__What is expected__: Retype each entry below, keeping every character the same.

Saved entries
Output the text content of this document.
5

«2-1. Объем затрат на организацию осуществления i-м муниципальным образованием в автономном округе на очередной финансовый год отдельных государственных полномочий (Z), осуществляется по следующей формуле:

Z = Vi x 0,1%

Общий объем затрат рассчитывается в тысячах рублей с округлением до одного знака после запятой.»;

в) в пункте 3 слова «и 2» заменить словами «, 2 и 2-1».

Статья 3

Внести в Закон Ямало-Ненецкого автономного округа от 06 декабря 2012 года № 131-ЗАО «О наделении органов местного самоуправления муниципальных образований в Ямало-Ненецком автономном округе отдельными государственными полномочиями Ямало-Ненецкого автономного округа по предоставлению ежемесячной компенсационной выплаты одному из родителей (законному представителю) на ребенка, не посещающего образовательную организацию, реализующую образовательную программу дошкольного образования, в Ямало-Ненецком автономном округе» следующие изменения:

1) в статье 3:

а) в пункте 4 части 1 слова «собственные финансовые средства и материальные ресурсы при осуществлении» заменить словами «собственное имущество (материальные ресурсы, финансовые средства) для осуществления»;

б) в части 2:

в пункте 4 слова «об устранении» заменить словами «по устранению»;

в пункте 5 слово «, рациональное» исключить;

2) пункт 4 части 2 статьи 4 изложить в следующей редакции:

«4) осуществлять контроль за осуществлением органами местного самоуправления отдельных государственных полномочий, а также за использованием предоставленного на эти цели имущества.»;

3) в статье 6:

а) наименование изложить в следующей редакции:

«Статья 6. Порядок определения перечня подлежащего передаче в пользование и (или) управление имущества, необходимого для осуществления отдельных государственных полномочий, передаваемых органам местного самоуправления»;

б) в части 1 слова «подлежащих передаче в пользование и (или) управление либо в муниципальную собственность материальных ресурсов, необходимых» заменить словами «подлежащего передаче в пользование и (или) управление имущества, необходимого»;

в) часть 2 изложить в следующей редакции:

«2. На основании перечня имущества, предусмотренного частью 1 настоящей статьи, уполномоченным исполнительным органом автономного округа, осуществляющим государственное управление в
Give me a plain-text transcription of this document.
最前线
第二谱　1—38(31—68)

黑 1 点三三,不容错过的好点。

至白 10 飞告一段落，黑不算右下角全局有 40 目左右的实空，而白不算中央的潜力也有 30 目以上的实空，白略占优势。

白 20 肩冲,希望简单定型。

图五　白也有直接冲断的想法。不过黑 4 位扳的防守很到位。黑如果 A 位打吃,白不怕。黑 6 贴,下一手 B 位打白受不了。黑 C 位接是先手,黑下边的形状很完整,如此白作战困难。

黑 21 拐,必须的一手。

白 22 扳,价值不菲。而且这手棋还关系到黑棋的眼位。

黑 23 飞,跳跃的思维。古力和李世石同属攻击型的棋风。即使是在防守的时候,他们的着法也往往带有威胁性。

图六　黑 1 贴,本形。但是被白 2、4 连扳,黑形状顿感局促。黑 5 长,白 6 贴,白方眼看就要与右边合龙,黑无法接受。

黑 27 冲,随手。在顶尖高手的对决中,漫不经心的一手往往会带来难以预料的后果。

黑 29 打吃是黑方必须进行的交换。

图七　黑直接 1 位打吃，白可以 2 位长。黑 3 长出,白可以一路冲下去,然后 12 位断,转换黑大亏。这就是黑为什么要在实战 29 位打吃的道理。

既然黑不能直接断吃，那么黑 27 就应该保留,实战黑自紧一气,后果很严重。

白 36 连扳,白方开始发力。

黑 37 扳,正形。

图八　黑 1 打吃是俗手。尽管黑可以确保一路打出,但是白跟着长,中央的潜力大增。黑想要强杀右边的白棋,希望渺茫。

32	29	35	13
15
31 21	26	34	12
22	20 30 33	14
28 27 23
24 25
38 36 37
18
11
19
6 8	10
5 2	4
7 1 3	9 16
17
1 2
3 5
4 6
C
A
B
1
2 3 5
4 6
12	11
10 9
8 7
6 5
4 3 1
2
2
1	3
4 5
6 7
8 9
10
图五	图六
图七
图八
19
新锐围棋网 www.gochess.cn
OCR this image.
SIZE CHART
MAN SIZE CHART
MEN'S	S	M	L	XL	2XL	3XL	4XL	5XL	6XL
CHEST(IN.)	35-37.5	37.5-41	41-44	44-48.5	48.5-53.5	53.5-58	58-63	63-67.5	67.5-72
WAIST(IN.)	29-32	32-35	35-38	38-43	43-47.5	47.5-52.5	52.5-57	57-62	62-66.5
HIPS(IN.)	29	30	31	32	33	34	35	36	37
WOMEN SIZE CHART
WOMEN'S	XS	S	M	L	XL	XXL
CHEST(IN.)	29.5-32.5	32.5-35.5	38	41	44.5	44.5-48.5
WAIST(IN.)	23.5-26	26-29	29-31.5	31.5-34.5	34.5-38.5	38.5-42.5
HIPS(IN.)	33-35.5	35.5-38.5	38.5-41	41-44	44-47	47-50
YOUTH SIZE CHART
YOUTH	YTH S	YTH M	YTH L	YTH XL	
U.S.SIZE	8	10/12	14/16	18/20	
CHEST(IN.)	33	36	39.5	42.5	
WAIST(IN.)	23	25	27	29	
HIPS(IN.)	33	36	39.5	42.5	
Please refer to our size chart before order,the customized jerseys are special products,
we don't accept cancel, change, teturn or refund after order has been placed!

__Completed exercise__:
Output the text content of this document.
5

«2-1. Объем затрат на организацию осуществления i-м муниципальным образованием в автономном округе на очередной финансовый год отдельных государственных полномочий (Z), осуществляется по следующей формуле:

Z = Vi x 0,1%

Общий объем затрат рассчитывается в тысячах рублей с округлением до одного знака после запятой.»;

в) в пункте 3 слова «и 2» заменить словами «, 2 и 2-1».

Статья 3

Внести в Закон Ямало-Ненецкого автономного округа от 06 декабря 2012 года № 131-ЗАО «О наделении органов местного самоуправления муниципальных образований в Ямало-Ненецком автономном округе отдельными государственными полномочиями Ямало-Ненецкого автономного округа по предоставлению ежемесячной компенсационной выплаты одному из родителей (законному представителю) на ребенка, не посещающего образовательную организацию, реализующую образовательную программу дошкольного образования, в Ямало-Ненецком автономном округе» следующие изменения:

1) в статье 3:

а) в пункте 4 части 1 слова «собственные финансовые средства и материальные ресурсы при осуществлении» заменить словами «собственное имущество (материальные ресурсы, финансовые средства) для осуществления»;

б) в части 2:

в пункте 4 слова «об устранении» заменить словами «по устранению»;

в пункте 5 слово «, рациональное» исключить;

2) пункт 4 части 2 статьи 4 изложить в следующей редакции:

«4) осуществлять контроль за осуществлением органами местного самоуправления отдельных государственных полномочий, а также за использованием предоставленного на эти цели имущества.»;

3) в статье 6:

а) наименование изложить в следующей редакции:

«Статья 6. Порядок определения перечня подлежащего передаче в пользование и (или) управление имущества, необходимого для осуществления отдельных государственных полномочий, передаваемых органам местного самоуправления»;

б) в части 1 слова «подлежащих передаче в пользование и (или) управление либо в муниципальную собственность материальных ресурсов, необходимых» заменить словами «подлежащего передаче в пользование и (или) управление имущества, необходимого»;

в) часть 2 изложить в следующей редакции:

«2. На основании перечня имущества, предусмотренного частью 1 настоящей статьи, уполномоченным исполнительным органом автономного округа, осуществляющим государственное управление в
Give me a plain-text transcription of this document.
最前线
第二谱　1—38(31—68)

黑 1 点三三,不容错过的好点。

至白 10 飞告一段落，黑不算右下角全局有 40 目左右的实空，而白不算中央的潜力也有 30 目以上的实空，白略占优势。

白 20 肩冲,希望简单定型。

图五　白也有直接冲断的想法。不过黑 4 位扳的防守很到位。黑如果 A 位打吃,白不怕。黑 6 贴,下一手 B 位打白受不了。黑 C 位接是先手,黑下边的形状很完整,如此白作战困难。

黑 21 拐,必须的一手。

白 22 扳,价值不菲。而且这手棋还关系到黑棋的眼位。

黑 23 飞,跳跃的思维。古力和李世石同属攻击型的棋风。即使是在防守的时候,他们的着法也往往带有威胁性。

图六　黑 1 贴,本形。但是被白 2、4 连扳,黑形状顿感局促。黑 5 长,白 6 贴,白方眼看就要与右边合龙,黑无法接受。

黑 27 冲,随手。在顶尖高手的对决中,漫不经心的一手往往会带来难以预料的后果。

黑 29 打吃是黑方必须进行的交换。

图七　黑直接 1 位打吃，白可以 2 位长。黑 3 长出,白可以一路冲下去,然后 12 位断,转换黑大亏。这就是黑为什么要在实战 29 位打吃的道理。

既然黑不能直接断吃，那么黑 27 就应该保留,实战黑自紧一气,后果很严重。

白 36 连扳,白方开始发力。

黑 37 扳,正形。

图八　黑 1 打吃是俗手。尽管黑可以确保一路打出,但是白跟着长,中央的潜力大增。黑想要强杀右边的白棋,希望渺茫。

32	29	35	13
15
31 21	26	34	12
22	20 30 33	14
28 27 23
24 25
38 36 37
18
11
19
6 8	10
5 2	4
7 1 3	9 16
17
1 2
3 5
4 6
C
A
B
1
2 3 5
4 6
12	11
10 9
8 7
6 5
4 3 1
2
2
1	3
4 5
6 7
8 9
10
图五	图六
图七
图八
19
新锐围棋网 www.gochess.cn
OCR this image.
SIZE CHART
MAN SIZE CHART
MEN'S	S	M	L	XL	2XL	3XL	4XL	5XL	6XL
CHEST(IN.)	35-37.5	37.5-41	41-44	44-48.5	48.5-53.5	53.5-58	58-63	63-67.5	67.5-72
WAIST(IN.)	29-32	32-35	35-38	38-43	43-47.5	47.5-52.5	52.5-57	57-62	62-66.5
HIPS(IN.)	29	30	31	32	33	34	35	36	37
WOMEN SIZE CHART
WOMEN'S	XS	S	M	L	XL	XXL
CHEST(IN.)	29.5-32.5	32.5-35.5	38	41	44.5	44.5-48.5
WAIST(IN.)	23.5-26	26-29	29-31.5	31.5-34.5	34.5-38.5	38.5-42.5
HIPS(IN.)	33-35.5	35.5-38.5	38.5-41	41-44	44-47	47-50
YOUTH SIZE CHART
YOUTH	YTH S	YTH M	YTH L	YTH XL	
U.S.SIZE	8	10/12	14/16	18/20	
CHEST(IN.)	33	36	39.5	42.5	
WAIST(IN.)	23	25	27	29	
HIPS(IN.)	33	36	39.5	42.5	
Please refer to our size chart before order,the customized jerseys are special products,
we don't accept cancel, change, teturn or refund after order has been placed!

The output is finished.